* _DATA FOR THE TASK_:
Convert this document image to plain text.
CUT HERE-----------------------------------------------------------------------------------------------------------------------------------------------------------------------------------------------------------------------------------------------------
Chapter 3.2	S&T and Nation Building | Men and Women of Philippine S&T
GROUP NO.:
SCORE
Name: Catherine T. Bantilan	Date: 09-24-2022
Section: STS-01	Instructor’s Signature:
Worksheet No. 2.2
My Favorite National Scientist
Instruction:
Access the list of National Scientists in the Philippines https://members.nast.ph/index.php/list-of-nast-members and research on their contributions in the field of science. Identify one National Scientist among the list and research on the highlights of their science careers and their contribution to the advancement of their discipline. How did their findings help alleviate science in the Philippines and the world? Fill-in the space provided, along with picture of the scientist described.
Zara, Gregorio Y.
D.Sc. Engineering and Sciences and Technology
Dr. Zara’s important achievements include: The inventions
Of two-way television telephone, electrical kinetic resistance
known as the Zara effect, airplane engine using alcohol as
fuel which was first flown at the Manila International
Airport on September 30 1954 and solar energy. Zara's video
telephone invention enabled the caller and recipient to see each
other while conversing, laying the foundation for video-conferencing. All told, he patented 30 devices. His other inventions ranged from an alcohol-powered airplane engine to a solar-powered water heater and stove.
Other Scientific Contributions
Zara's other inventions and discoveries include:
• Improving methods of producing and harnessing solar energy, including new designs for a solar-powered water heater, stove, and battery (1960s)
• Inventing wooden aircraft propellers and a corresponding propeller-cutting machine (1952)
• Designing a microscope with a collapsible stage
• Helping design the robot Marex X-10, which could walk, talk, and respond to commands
---
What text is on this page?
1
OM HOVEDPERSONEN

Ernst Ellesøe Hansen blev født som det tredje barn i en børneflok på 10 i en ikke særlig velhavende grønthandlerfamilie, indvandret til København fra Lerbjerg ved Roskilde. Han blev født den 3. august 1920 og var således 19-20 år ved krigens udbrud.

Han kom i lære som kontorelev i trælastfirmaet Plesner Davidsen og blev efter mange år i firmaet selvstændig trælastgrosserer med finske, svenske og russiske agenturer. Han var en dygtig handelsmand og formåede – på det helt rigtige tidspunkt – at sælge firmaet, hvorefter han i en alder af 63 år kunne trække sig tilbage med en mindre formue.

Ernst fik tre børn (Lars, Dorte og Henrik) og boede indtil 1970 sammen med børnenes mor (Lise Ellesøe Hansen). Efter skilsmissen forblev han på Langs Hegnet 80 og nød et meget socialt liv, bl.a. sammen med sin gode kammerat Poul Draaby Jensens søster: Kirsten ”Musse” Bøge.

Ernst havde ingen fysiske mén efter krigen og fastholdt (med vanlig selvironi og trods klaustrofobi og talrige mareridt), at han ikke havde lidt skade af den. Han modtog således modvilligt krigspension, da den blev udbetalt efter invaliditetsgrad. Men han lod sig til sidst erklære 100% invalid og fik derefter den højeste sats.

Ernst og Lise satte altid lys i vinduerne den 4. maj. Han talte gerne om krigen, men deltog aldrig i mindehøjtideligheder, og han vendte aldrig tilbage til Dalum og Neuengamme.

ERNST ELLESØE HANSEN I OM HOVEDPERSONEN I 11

* _EXERCISE OBJECTIVE_:
From the entries above, select each line containing the string "telephone".

* _SOLUTION TO THE PROBLEM_:
Of two-way television telephone, electrical kinetic resistance
telephone invention enabled the caller and recipient to see each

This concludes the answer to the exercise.